Extract all data as written.
───
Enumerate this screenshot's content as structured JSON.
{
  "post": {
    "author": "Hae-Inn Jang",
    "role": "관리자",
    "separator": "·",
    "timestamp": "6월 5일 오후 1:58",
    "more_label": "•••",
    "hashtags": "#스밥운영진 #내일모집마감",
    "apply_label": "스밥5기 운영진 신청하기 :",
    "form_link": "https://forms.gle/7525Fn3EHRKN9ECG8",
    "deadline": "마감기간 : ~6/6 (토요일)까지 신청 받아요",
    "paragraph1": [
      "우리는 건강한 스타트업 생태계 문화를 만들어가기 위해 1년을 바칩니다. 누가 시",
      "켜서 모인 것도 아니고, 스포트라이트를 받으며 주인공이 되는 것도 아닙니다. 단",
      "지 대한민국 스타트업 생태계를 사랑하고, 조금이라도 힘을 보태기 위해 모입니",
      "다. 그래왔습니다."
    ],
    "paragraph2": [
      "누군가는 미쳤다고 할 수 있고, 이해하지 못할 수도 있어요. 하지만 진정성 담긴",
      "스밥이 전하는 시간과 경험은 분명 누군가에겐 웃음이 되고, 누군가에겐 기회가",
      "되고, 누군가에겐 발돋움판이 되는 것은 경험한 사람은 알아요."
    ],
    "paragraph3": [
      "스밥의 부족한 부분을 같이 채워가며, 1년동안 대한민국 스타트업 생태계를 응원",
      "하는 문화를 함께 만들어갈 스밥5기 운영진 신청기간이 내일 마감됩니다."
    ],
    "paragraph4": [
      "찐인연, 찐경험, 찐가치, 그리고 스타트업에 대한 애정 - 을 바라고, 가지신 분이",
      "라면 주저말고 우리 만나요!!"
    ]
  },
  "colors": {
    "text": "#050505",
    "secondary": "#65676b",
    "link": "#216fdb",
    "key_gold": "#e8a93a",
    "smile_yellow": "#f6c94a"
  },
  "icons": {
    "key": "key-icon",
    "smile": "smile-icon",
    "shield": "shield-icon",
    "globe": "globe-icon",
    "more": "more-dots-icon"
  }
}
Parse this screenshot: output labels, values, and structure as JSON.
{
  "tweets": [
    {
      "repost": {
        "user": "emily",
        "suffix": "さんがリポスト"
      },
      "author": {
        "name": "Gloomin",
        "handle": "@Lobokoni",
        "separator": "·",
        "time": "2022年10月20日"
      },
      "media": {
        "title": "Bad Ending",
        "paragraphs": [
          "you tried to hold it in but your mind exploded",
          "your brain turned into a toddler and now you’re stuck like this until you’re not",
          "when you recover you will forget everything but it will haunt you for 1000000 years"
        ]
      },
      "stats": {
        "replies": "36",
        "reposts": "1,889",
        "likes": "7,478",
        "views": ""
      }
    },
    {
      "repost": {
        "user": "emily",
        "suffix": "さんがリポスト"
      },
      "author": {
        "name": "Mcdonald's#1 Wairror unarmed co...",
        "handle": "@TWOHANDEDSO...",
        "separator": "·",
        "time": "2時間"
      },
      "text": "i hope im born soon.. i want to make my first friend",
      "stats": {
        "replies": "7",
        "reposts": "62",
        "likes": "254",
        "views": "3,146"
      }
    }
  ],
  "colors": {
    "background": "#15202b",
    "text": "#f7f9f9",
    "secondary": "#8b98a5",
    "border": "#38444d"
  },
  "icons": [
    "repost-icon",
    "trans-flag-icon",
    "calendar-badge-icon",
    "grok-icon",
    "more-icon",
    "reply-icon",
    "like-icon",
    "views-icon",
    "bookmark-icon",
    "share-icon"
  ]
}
───
#### [Written solution]
Enumerate this screenshot's content as structured JSON.
{
  "post": {
    "author": "Hae-Inn Jang",
    "role": "관리자",
    "separator": "·",
    "timestamp": "6월 5일 오후 1:58",
    "more_label": "•••",
    "hashtags": "#스밥운영진 #내일모집마감",
    "apply_label": "스밥5기 운영진 신청하기 :",
    "form_link": "https://forms.gle/7525Fn3EHRKN9ECG8",
    "deadline": "마감기간 : ~6/6 (토요일)까지 신청 받아요",
    "paragraph1": [
      "우리는 건강한 스타트업 생태계 문화를 만들어가기 위해 1년을 바칩니다. 누가 시",
      "켜서 모인 것도 아니고, 스포트라이트를 받으며 주인공이 되는 것도 아닙니다. 단",
      "지 대한민국 스타트업 생태계를 사랑하고, 조금이라도 힘을 보태기 위해 모입니",
      "다. 그래왔습니다."
    ],
    "paragraph2": [
      "누군가는 미쳤다고 할 수 있고, 이해하지 못할 수도 있어요. 하지만 진정성 담긴",
      "스밥이 전하는 시간과 경험은 분명 누군가에겐 웃음이 되고, 누군가에겐 기회가",
      "되고, 누군가에겐 발돋움판이 되는 것은 경험한 사람은 알아요."
    ],
    "paragraph3": [
      "스밥의 부족한 부분을 같이 채워가며, 1년동안 대한민국 스타트업 생태계를 응원",
      "하는 문화를 함께 만들어갈 스밥5기 운영진 신청기간이 내일 마감됩니다."
    ],
    "paragraph4": [
      "찐인연, 찐경험, 찐가치, 그리고 스타트업에 대한 애정 - 을 바라고, 가지신 분이",
      "라면 주저말고 우리 만나요!!"
    ]
  },
  "colors": {
    "text": "#050505",
    "secondary": "#65676b",
    "link": "#216fdb",
    "key_gold": "#e8a93a",
    "smile_yellow": "#f6c94a"
  },
  "icons": {
    "key": "key-icon",
    "smile": "smile-icon",
    "shield": "shield-icon",
    "globe": "globe-icon",
    "more": "more-dots-icon"
  }
}
Parse this screenshot: output labels, values, and structure as JSON.
{
  "tweets": [
    {
      "repost": {
        "user": "emily",
        "suffix": "さんがリポスト"
      },
      "author": {
        "name": "Gloomin",
        "handle": "@Lobokoni",
        "separator": "·",
        "time": "2022年10月20日"
      },
      "media": {
        "title": "Bad Ending",
        "paragraphs": [
          "you tried to hold it in but your mind exploded",
          "your brain turned into a toddler and now you’re stuck like this until you’re not",
          "when you recover you will forget everything but it will haunt you for 1000000 years"
        ]
      },
      "stats": {
        "replies": "36",
        "reposts": "1,889",
        "likes": "7,478",
        "views": ""
      }
    },
    {
      "repost": {
        "user": "emily",
        "suffix": "さんがリポスト"
      },
      "author": {
        "name": "Mcdonald's#1 Wairror unarmed co...",
        "handle": "@TWOHANDEDSO...",
        "separator": "·",
        "time": "2時間"
      },
      "text": "i hope im born soon.. i want to make my first friend",
      "stats": {
        "replies": "7",
        "reposts": "62",
        "likes": "254",
        "views": "3,146"
      }
    }
  ],
  "colors": {
    "background": "#15202b",
    "text": "#f7f9f9",
    "secondary": "#8b98a5",
    "border": "#38444d"
  },
  "icons": [
    "repost-icon",
    "trans-flag-icon",
    "calendar-badge-icon",
    "grok-icon",
    "more-icon",
    "reply-icon",
    "like-icon",
    "views-icon",
    "bookmark-icon",
    "share-icon"
  ]
}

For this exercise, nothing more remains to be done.